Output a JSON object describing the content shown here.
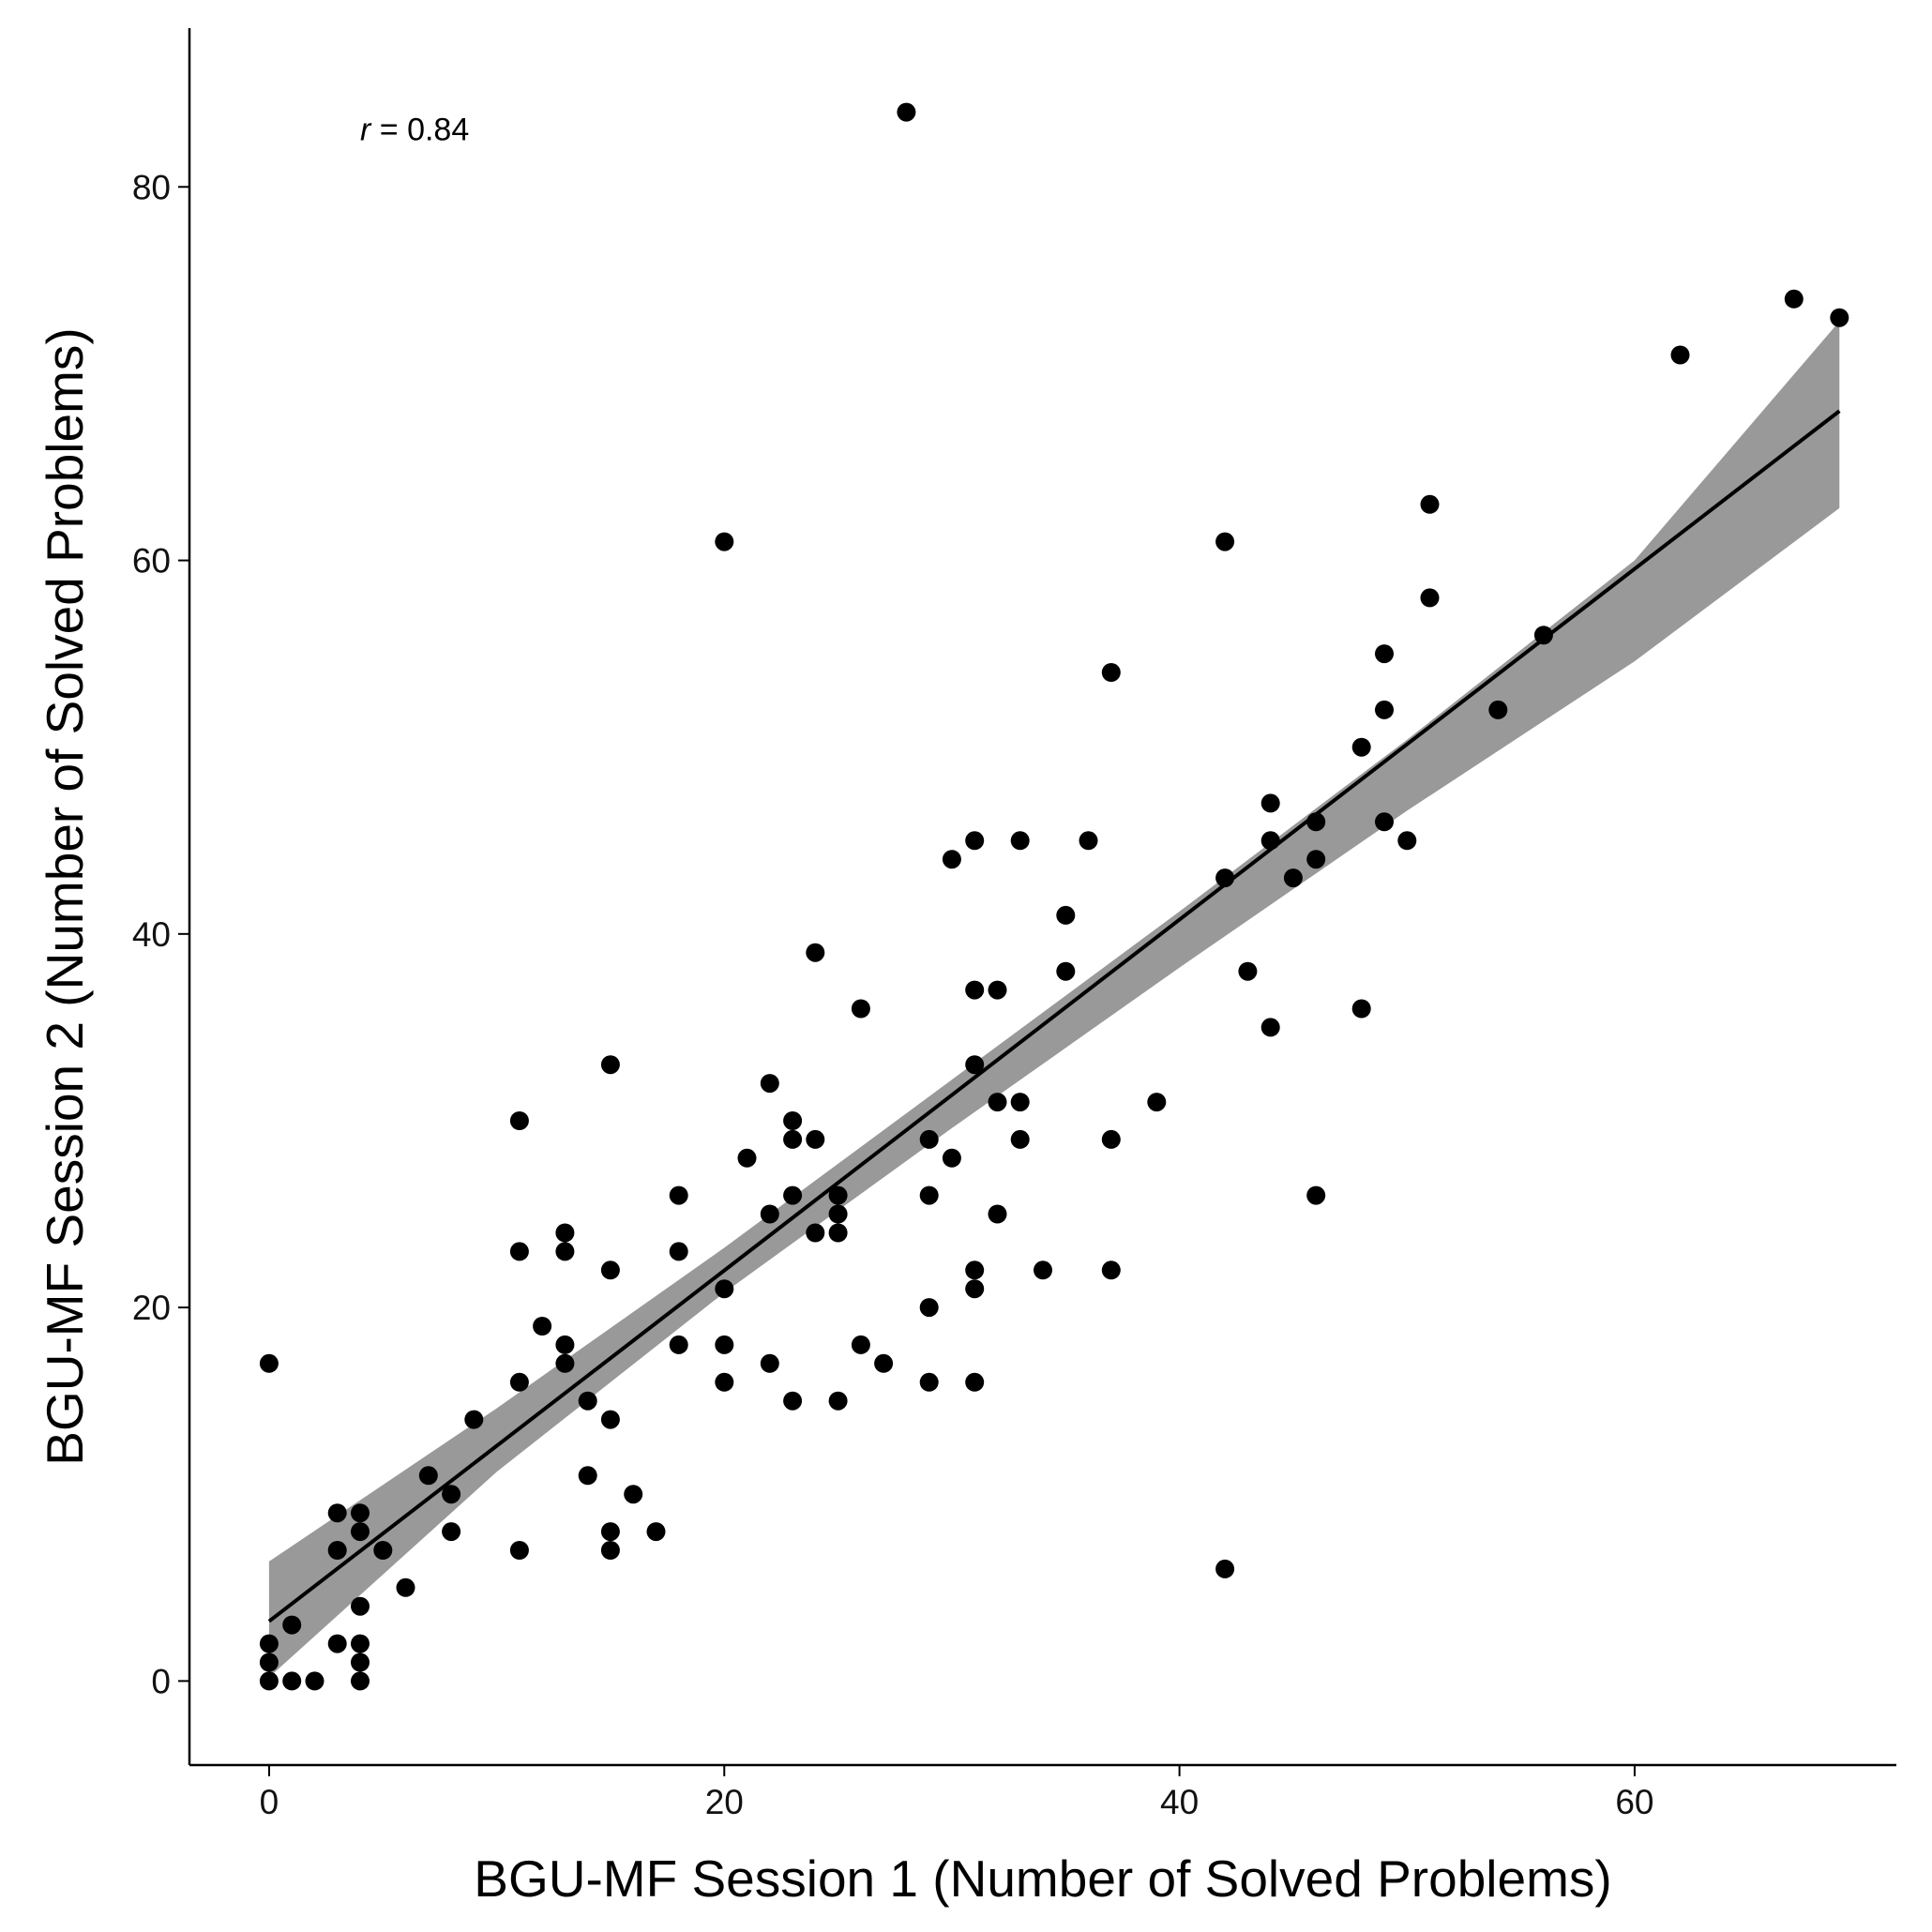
{
  "chart_data": {
    "type": "scatter",
    "title": "",
    "xlabel": "BGU-MF Session 1 (Number of Solved Problems)",
    "ylabel": "BGU-MF Session 2 (Number of Solved Problems)",
    "xlim": [
      -3.5,
      71.5
    ],
    "ylim": [
      -4.5,
      88.5
    ],
    "x_ticks": [
      0,
      20,
      40,
      60
    ],
    "y_ticks": [
      0,
      20,
      40,
      60,
      80
    ],
    "annotation": {
      "italic": "r",
      "text": " = 0.84",
      "x": 4,
      "y": 82.5
    },
    "regression": {
      "line": [
        [
          0,
          3.2
        ],
        [
          69,
          68
        ]
      ],
      "ci_band": [
        {
          "x": 0,
          "lower": 0.2,
          "upper": 6.4
        },
        {
          "x": 10,
          "lower": 11.2,
          "upper": 14.6
        },
        {
          "x": 20,
          "lower": 20.8,
          "upper": 23.2
        },
        {
          "x": 30,
          "lower": 29.6,
          "upper": 32.2
        },
        {
          "x": 40,
          "lower": 38.2,
          "upper": 41.2
        },
        {
          "x": 50,
          "lower": 46.6,
          "upper": 50.4
        },
        {
          "x": 60,
          "lower": 54.6,
          "upper": 60.0
        },
        {
          "x": 69,
          "lower": 62.8,
          "upper": 72.8
        }
      ]
    },
    "points": [
      [
        0,
        0
      ],
      [
        0,
        1
      ],
      [
        0,
        2
      ],
      [
        0,
        17
      ],
      [
        1,
        0
      ],
      [
        1,
        3
      ],
      [
        2,
        0
      ],
      [
        3,
        2
      ],
      [
        3,
        7
      ],
      [
        3,
        9
      ],
      [
        4,
        0
      ],
      [
        4,
        1
      ],
      [
        4,
        2
      ],
      [
        4,
        4
      ],
      [
        4,
        8
      ],
      [
        4,
        9
      ],
      [
        5,
        7
      ],
      [
        6,
        5
      ],
      [
        7,
        11
      ],
      [
        8,
        8
      ],
      [
        8,
        10
      ],
      [
        9,
        14
      ],
      [
        11,
        7
      ],
      [
        11,
        16
      ],
      [
        11,
        23
      ],
      [
        11,
        30
      ],
      [
        12,
        19
      ],
      [
        13,
        17
      ],
      [
        13,
        18
      ],
      [
        13,
        23
      ],
      [
        13,
        24
      ],
      [
        14,
        11
      ],
      [
        14,
        15
      ],
      [
        15,
        7
      ],
      [
        15,
        8
      ],
      [
        15,
        14
      ],
      [
        15,
        22
      ],
      [
        15,
        33
      ],
      [
        16,
        10
      ],
      [
        17,
        8
      ],
      [
        18,
        18
      ],
      [
        18,
        23
      ],
      [
        18,
        26
      ],
      [
        20,
        16
      ],
      [
        20,
        18
      ],
      [
        20,
        21
      ],
      [
        20,
        61
      ],
      [
        21,
        28
      ],
      [
        22,
        17
      ],
      [
        22,
        25
      ],
      [
        22,
        32
      ],
      [
        23,
        15
      ],
      [
        23,
        26
      ],
      [
        23,
        29
      ],
      [
        23,
        30
      ],
      [
        24,
        24
      ],
      [
        24,
        29
      ],
      [
        24,
        39
      ],
      [
        25,
        15
      ],
      [
        25,
        24
      ],
      [
        25,
        25
      ],
      [
        25,
        26
      ],
      [
        26,
        18
      ],
      [
        26,
        36
      ],
      [
        27,
        17
      ],
      [
        28,
        84
      ],
      [
        29,
        16
      ],
      [
        29,
        20
      ],
      [
        29,
        26
      ],
      [
        29,
        29
      ],
      [
        30,
        28
      ],
      [
        30,
        44
      ],
      [
        31,
        16
      ],
      [
        31,
        21
      ],
      [
        31,
        22
      ],
      [
        31,
        33
      ],
      [
        31,
        37
      ],
      [
        31,
        45
      ],
      [
        32,
        25
      ],
      [
        32,
        31
      ],
      [
        32,
        37
      ],
      [
        33,
        29
      ],
      [
        33,
        31
      ],
      [
        33,
        45
      ],
      [
        34,
        22
      ],
      [
        35,
        38
      ],
      [
        35,
        41
      ],
      [
        36,
        45
      ],
      [
        37,
        22
      ],
      [
        37,
        29
      ],
      [
        37,
        54
      ],
      [
        39,
        31
      ],
      [
        42,
        6
      ],
      [
        42,
        43
      ],
      [
        42,
        61
      ],
      [
        43,
        38
      ],
      [
        44,
        35
      ],
      [
        44,
        45
      ],
      [
        44,
        47
      ],
      [
        45,
        43
      ],
      [
        46,
        26
      ],
      [
        46,
        44
      ],
      [
        46,
        46
      ],
      [
        48,
        36
      ],
      [
        48,
        50
      ],
      [
        49,
        46
      ],
      [
        49,
        52
      ],
      [
        49,
        55
      ],
      [
        50,
        45
      ],
      [
        51,
        58
      ],
      [
        51,
        63
      ],
      [
        54,
        52
      ],
      [
        56,
        56
      ],
      [
        62,
        71
      ],
      [
        67,
        74
      ],
      [
        69,
        73
      ]
    ]
  }
}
=-=-=
▶ [Task details]: Gather each line of the listing that holds the string "Number".

▶ [Problem solution]:
    "xlabel": "BGU-MF Session 1 (Number of Solved Problems)",
    "ylabel": "BGU-MF Session 2 (Number of Solved Problems)",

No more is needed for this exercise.